◆ Direction ◆
Copy each of the records below line for line, keeping every character unchanged.

--- Extracted data ---

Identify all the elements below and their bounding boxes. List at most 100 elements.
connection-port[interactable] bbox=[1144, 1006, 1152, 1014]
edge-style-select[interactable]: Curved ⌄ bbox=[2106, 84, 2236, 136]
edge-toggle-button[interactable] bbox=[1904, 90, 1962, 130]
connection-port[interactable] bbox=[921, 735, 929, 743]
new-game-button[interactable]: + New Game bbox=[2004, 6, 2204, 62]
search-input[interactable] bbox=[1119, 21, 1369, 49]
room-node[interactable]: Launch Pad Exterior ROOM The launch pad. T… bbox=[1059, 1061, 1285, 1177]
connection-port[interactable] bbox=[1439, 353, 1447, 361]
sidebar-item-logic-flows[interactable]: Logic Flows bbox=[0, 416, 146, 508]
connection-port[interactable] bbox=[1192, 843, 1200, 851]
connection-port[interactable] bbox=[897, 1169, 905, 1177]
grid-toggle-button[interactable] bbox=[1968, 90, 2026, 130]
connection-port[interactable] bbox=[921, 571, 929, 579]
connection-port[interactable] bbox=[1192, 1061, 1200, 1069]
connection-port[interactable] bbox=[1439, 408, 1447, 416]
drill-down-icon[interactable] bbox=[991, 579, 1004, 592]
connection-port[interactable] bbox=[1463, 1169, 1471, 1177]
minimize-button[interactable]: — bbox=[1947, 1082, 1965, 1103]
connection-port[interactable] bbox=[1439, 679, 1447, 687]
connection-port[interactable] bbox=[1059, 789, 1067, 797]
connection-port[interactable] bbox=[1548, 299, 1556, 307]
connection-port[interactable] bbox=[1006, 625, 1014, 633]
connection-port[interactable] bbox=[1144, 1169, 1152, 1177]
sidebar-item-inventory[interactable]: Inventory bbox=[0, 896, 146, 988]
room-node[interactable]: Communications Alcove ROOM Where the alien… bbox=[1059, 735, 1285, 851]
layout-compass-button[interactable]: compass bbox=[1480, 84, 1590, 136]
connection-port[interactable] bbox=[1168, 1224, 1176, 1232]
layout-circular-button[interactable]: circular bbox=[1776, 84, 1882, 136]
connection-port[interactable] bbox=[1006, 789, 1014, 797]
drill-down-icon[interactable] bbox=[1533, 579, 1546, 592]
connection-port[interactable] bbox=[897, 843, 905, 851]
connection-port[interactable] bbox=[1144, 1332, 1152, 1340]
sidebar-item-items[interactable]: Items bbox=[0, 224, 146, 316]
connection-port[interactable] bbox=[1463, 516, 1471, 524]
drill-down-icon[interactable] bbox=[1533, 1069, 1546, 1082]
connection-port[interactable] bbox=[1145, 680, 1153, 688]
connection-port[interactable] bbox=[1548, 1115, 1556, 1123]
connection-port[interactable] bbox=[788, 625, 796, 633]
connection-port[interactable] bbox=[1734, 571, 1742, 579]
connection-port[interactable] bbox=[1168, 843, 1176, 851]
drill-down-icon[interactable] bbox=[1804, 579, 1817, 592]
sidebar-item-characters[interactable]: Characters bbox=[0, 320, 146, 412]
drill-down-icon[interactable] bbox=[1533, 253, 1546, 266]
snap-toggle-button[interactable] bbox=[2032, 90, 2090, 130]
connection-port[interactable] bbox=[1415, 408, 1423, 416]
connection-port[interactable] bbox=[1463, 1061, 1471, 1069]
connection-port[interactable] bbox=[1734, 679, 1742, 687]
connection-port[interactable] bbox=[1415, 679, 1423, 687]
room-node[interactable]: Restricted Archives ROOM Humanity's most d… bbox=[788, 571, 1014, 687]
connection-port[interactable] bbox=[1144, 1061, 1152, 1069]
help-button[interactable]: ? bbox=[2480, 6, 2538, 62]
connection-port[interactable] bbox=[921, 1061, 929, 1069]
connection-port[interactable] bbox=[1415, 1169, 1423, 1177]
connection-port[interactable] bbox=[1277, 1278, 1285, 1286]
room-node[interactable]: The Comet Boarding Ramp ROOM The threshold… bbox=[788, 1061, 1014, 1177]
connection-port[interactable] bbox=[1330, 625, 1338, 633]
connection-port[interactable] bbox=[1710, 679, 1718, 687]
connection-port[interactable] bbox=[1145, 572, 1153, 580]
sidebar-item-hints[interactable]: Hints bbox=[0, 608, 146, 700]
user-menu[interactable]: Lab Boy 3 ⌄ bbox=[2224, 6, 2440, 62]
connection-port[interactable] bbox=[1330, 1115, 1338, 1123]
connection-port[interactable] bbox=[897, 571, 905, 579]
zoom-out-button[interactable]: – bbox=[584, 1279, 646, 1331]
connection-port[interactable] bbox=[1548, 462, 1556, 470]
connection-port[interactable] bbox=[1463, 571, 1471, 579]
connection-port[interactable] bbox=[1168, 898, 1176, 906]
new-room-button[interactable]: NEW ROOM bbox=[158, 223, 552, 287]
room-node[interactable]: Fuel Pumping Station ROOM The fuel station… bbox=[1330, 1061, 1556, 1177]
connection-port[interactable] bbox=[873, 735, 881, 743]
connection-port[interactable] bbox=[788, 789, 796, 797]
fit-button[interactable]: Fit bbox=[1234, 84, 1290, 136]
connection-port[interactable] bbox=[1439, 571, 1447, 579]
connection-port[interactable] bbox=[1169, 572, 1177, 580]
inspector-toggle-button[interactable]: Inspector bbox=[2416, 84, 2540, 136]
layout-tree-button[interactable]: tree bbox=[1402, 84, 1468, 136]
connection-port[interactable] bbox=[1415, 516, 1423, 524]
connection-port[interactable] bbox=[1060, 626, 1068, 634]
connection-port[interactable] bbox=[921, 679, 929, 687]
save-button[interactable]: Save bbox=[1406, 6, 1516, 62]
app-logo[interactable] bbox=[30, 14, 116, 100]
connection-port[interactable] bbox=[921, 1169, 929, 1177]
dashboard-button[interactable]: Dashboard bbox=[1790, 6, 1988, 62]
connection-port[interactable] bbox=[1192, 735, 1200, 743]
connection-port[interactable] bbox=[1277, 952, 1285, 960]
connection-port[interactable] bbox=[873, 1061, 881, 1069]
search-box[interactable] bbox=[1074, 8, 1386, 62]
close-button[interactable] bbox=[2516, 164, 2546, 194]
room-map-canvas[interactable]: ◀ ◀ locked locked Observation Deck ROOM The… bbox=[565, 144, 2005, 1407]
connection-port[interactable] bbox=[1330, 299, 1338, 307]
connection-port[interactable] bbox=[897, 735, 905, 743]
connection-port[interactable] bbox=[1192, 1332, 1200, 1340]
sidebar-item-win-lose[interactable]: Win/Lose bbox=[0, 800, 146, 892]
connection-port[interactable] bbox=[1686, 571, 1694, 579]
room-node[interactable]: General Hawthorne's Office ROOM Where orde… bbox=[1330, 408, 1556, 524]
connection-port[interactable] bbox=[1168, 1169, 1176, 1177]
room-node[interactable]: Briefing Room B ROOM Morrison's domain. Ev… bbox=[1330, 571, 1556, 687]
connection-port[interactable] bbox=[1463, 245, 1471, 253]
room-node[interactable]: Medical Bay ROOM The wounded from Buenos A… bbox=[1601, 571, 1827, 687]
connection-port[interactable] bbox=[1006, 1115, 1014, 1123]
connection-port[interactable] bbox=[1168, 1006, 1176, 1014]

---

◆ Answer ◆
Identify all the elements below and their bounding boxes. List at most 100 elements.
connection-port[interactable] bbox=[1144, 1006, 1152, 1014]
edge-style-select[interactable]: Curved ⌄ bbox=[2106, 84, 2236, 136]
edge-toggle-button[interactable] bbox=[1904, 90, 1962, 130]
connection-port[interactable] bbox=[921, 735, 929, 743]
new-game-button[interactable]: + New Game bbox=[2004, 6, 2204, 62]
search-input[interactable] bbox=[1119, 21, 1369, 49]
room-node[interactable]: Launch Pad Exterior ROOM The launch pad. T… bbox=[1059, 1061, 1285, 1177]
connection-port[interactable] bbox=[1439, 353, 1447, 361]
sidebar-item-logic-flows[interactable]: Logic Flows bbox=[0, 416, 146, 508]
connection-port[interactable] bbox=[1192, 843, 1200, 851]
connection-port[interactable] bbox=[897, 1169, 905, 1177]
grid-toggle-button[interactable] bbox=[1968, 90, 2026, 130]
connection-port[interactable] bbox=[921, 571, 929, 579]
connection-port[interactable] bbox=[1192, 1061, 1200, 1069]
connection-port[interactable] bbox=[1439, 408, 1447, 416]
drill-down-icon[interactable] bbox=[991, 579, 1004, 592]
connection-port[interactable] bbox=[1463, 1169, 1471, 1177]
minimize-button[interactable]: — bbox=[1947, 1082, 1965, 1103]
connection-port[interactable] bbox=[1439, 679, 1447, 687]
connection-port[interactable] bbox=[1059, 789, 1067, 797]
connection-port[interactable] bbox=[1548, 299, 1556, 307]
connection-port[interactable] bbox=[1006, 625, 1014, 633]
connection-port[interactable] bbox=[1144, 1169, 1152, 1177]
sidebar-item-inventory[interactable]: Inventory bbox=[0, 896, 146, 988]
room-node[interactable]: Communications Alcove ROOM Where the alien… bbox=[1059, 735, 1285, 851]
layout-compass-button[interactable]: compass bbox=[1480, 84, 1590, 136]
connection-port[interactable] bbox=[1168, 1224, 1176, 1232]
layout-circular-button[interactable]: circular bbox=[1776, 84, 1882, 136]
connection-port[interactable] bbox=[1006, 789, 1014, 797]
drill-down-icon[interactable] bbox=[1533, 579, 1546, 592]
connection-port[interactable] bbox=[897, 843, 905, 851]
connection-port[interactable] bbox=[1144, 1332, 1152, 1340]
sidebar-item-items[interactable]: Items bbox=[0, 224, 146, 316]
connection-port[interactable] bbox=[1463, 516, 1471, 524]
drill-down-icon[interactable] bbox=[1533, 1069, 1546, 1082]
connection-port[interactable] bbox=[1145, 680, 1153, 688]
connection-port[interactable] bbox=[1548, 1115, 1556, 1123]
connection-port[interactable] bbox=[788, 625, 796, 633]
connection-port[interactable] bbox=[1734, 571, 1742, 579]
connection-port[interactable] bbox=[1168, 843, 1176, 851]
drill-down-icon[interactable] bbox=[1804, 579, 1817, 592]
sidebar-item-characters[interactable]: Characters bbox=[0, 320, 146, 412]
drill-down-icon[interactable] bbox=[1533, 253, 1546, 266]
snap-toggle-button[interactable] bbox=[2032, 90, 2090, 130]
connection-port[interactable] bbox=[1415, 408, 1423, 416]
connection-port[interactable] bbox=[1463, 1061, 1471, 1069]
connection-port[interactable] bbox=[1734, 679, 1742, 687]
connection-port[interactable] bbox=[1415, 679, 1423, 687]
room-node[interactable]: Restricted Archives ROOM Humanity's most d… bbox=[788, 571, 1014, 687]
connection-port[interactable] bbox=[1144, 1061, 1152, 1069]
help-button[interactable]: ? bbox=[2480, 6, 2538, 62]
connection-port[interactable] bbox=[921, 1061, 929, 1069]
connection-port[interactable] bbox=[1415, 1169, 1423, 1177]
connection-port[interactable] bbox=[1277, 1278, 1285, 1286]
room-node[interactable]: The Comet Boarding Ramp ROOM The threshold… bbox=[788, 1061, 1014, 1177]
connection-port[interactable] bbox=[1330, 625, 1338, 633]
connection-port[interactable] bbox=[1710, 679, 1718, 687]
connection-port[interactable] bbox=[1145, 572, 1153, 580]
sidebar-item-hints[interactable]: Hints bbox=[0, 608, 146, 700]
user-menu[interactable]: Lab Boy 3 ⌄ bbox=[2224, 6, 2440, 62]
connection-port[interactable] bbox=[1330, 1115, 1338, 1123]
connection-port[interactable] bbox=[897, 571, 905, 579]
zoom-out-button[interactable]: – bbox=[584, 1279, 646, 1331]
connection-port[interactable] bbox=[1548, 462, 1556, 470]
connection-port[interactable] bbox=[1463, 571, 1471, 579]
connection-port[interactable] bbox=[1168, 898, 1176, 906]
new-room-button[interactable]: NEW ROOM bbox=[158, 223, 552, 287]
room-node[interactable]: Fuel Pumping Station ROOM The fuel station… bbox=[1330, 1061, 1556, 1177]
connection-port[interactable] bbox=[873, 735, 881, 743]
connection-port[interactable] bbox=[788, 789, 796, 797]
fit-button[interactable]: Fit bbox=[1234, 84, 1290, 136]
connection-port[interactable] bbox=[1439, 571, 1447, 579]
connection-port[interactable] bbox=[1169, 572, 1177, 580]
inspector-toggle-button[interactable]: Inspector bbox=[2416, 84, 2540, 136]
layout-tree-button[interactable]: tree bbox=[1402, 84, 1468, 136]
connection-port[interactable] bbox=[1415, 516, 1423, 524]
connection-port[interactable] bbox=[1060, 626, 1068, 634]
connection-port[interactable] bbox=[921, 679, 929, 687]
save-button[interactable]: Save bbox=[1406, 6, 1516, 62]
app-logo[interactable] bbox=[30, 14, 116, 100]
connection-port[interactable] bbox=[921, 1169, 929, 1177]
dashboard-button[interactable]: Dashboard bbox=[1790, 6, 1988, 62]
connection-port[interactable] bbox=[1192, 735, 1200, 743]
connection-port[interactable] bbox=[1277, 952, 1285, 960]
connection-port[interactable] bbox=[873, 1061, 881, 1069]
search-box[interactable] bbox=[1074, 8, 1386, 62]
close-button[interactable] bbox=[2516, 164, 2546, 194]
room-map-canvas[interactable]: ◀ ◀ locked locked Observation Deck ROOM The… bbox=[565, 144, 2005, 1407]
connection-port[interactable] bbox=[1330, 299, 1338, 307]
connection-port[interactable] bbox=[897, 735, 905, 743]
connection-port[interactable] bbox=[1192, 1332, 1200, 1340]
sidebar-item-win-lose[interactable]: Win/Lose bbox=[0, 800, 146, 892]
connection-port[interactable] bbox=[1686, 571, 1694, 579]
room-node[interactable]: General Hawthorne's Office ROOM Where orde… bbox=[1330, 408, 1556, 524]
connection-port[interactable] bbox=[1168, 1169, 1176, 1177]
room-node[interactable]: Briefing Room B ROOM Morrison's domain. Ev… bbox=[1330, 571, 1556, 687]
connection-port[interactable] bbox=[1463, 245, 1471, 253]
room-node[interactable]: Medical Bay ROOM The wounded from Buenos A… bbox=[1601, 571, 1827, 687]
connection-port[interactable] bbox=[1006, 1115, 1014, 1123]
connection-port[interactable] bbox=[1168, 1006, 1176, 1014]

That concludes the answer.